=== Your objective ===
Find every line in the records below that contains the word "Taxe", and copy each such line.

=== Dataset entries ===

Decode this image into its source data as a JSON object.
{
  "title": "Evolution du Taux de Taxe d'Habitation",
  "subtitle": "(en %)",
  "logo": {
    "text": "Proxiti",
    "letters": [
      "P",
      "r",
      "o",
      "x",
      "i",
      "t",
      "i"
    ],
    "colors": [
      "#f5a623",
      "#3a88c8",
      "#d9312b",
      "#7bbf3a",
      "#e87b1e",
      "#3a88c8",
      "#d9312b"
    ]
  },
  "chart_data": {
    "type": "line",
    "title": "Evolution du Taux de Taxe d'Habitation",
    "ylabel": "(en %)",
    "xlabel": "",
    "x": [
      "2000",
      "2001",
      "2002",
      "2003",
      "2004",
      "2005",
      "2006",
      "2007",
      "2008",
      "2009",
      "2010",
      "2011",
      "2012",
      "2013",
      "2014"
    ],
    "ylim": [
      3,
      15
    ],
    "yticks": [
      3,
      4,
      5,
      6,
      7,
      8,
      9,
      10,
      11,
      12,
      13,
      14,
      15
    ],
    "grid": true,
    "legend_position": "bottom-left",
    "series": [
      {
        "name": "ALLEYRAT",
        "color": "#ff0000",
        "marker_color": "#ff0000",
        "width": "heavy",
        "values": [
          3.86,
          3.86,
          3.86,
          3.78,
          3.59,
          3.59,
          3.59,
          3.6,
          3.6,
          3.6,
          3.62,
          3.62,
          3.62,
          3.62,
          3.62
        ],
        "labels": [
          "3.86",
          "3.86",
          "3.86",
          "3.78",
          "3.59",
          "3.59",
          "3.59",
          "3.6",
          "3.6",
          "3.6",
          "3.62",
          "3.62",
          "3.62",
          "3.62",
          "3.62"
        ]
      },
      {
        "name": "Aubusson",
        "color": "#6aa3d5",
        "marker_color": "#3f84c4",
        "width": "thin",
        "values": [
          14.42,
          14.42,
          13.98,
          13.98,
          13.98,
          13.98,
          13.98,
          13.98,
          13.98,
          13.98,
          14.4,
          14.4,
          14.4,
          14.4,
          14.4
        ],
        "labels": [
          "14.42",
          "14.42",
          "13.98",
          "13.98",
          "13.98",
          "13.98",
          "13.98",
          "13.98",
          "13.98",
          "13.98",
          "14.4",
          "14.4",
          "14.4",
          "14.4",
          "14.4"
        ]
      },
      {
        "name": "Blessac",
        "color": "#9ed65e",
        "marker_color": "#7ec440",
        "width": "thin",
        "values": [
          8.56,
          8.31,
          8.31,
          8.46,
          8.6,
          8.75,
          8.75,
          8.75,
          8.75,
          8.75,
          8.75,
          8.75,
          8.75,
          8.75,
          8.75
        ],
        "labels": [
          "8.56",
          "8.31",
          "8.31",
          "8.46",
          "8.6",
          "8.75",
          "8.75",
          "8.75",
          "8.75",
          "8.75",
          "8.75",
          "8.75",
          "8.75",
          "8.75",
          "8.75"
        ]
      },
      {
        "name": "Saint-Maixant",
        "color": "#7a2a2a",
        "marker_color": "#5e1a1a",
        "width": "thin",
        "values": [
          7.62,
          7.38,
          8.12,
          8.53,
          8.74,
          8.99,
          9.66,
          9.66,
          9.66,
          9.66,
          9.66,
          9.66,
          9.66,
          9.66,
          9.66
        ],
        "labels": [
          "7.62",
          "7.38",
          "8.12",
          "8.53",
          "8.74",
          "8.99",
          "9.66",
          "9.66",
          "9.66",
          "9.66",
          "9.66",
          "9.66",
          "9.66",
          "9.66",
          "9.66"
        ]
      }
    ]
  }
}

=== Complete output ===
  "title": "Evolution du Taux de Taxe d'Habitation",
    "title": "Evolution du Taux de Taxe d'Habitation",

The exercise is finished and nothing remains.